--- BEGIN DATA FOR THIS EXERCISE ---

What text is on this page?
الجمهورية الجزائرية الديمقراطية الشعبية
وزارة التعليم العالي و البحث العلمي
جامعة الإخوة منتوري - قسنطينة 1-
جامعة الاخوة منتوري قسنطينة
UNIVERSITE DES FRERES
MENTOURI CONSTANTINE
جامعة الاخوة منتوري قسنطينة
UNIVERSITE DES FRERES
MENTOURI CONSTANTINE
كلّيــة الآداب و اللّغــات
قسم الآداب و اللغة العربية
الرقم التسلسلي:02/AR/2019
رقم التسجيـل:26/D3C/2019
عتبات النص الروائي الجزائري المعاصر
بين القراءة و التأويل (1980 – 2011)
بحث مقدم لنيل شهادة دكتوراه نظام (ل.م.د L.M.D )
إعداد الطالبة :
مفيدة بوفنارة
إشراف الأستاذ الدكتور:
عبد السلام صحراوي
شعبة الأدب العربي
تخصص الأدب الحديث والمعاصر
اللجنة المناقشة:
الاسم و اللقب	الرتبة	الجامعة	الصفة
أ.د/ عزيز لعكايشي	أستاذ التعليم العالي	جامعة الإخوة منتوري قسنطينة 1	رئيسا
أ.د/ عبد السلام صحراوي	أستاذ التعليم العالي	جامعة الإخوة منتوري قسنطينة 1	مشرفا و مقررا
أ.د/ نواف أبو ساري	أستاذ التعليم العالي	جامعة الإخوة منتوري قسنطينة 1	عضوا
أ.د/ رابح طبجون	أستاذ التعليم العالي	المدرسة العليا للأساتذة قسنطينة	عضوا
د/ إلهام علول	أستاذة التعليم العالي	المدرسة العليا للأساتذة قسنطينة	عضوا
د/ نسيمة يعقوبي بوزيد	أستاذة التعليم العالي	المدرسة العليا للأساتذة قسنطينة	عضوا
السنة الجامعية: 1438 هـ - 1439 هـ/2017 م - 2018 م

--- END DATA FOR THIS EXERCISE ---

GIVEN PROBLEM: Write out all of the records once more, exactly.

ANSWER TO THIS TASK:
What text is on this page?
الجمهورية الجزائرية الديمقراطية الشعبية
وزارة التعليم العالي و البحث العلمي
جامعة الإخوة منتوري - قسنطينة 1-
جامعة الاخوة منتوري قسنطينة
UNIVERSITE DES FRERES
MENTOURI CONSTANTINE
جامعة الاخوة منتوري قسنطينة
UNIVERSITE DES FRERES
MENTOURI CONSTANTINE
كلّيــة الآداب و اللّغــات
قسم الآداب و اللغة العربية
الرقم التسلسلي:02/AR/2019
رقم التسجيـل:26/D3C/2019
عتبات النص الروائي الجزائري المعاصر
بين القراءة و التأويل (1980 – 2011)
بحث مقدم لنيل شهادة دكتوراه نظام (ل.م.د L.M.D )
إعداد الطالبة :
مفيدة بوفنارة
إشراف الأستاذ الدكتور:
عبد السلام صحراوي
شعبة الأدب العربي
تخصص الأدب الحديث والمعاصر
اللجنة المناقشة:
الاسم و اللقب	الرتبة	الجامعة	الصفة
أ.د/ عزيز لعكايشي	أستاذ التعليم العالي	جامعة الإخوة منتوري قسنطينة 1	رئيسا
أ.د/ عبد السلام صحراوي	أستاذ التعليم العالي	جامعة الإخوة منتوري قسنطينة 1	مشرفا و مقررا
أ.د/ نواف أبو ساري	أستاذ التعليم العالي	جامعة الإخوة منتوري قسنطينة 1	عضوا
أ.د/ رابح طبجون	أستاذ التعليم العالي	المدرسة العليا للأساتذة قسنطينة	عضوا
د/ إلهام علول	أستاذة التعليم العالي	المدرسة العليا للأساتذة قسنطينة	عضوا
د/ نسيمة يعقوبي بوزيد	أستاذة التعليم العالي	المدرسة العليا للأساتذة قسنطينة	عضوا
السنة الجامعية: 1438 هـ - 1439 هـ/2017 م - 2018 م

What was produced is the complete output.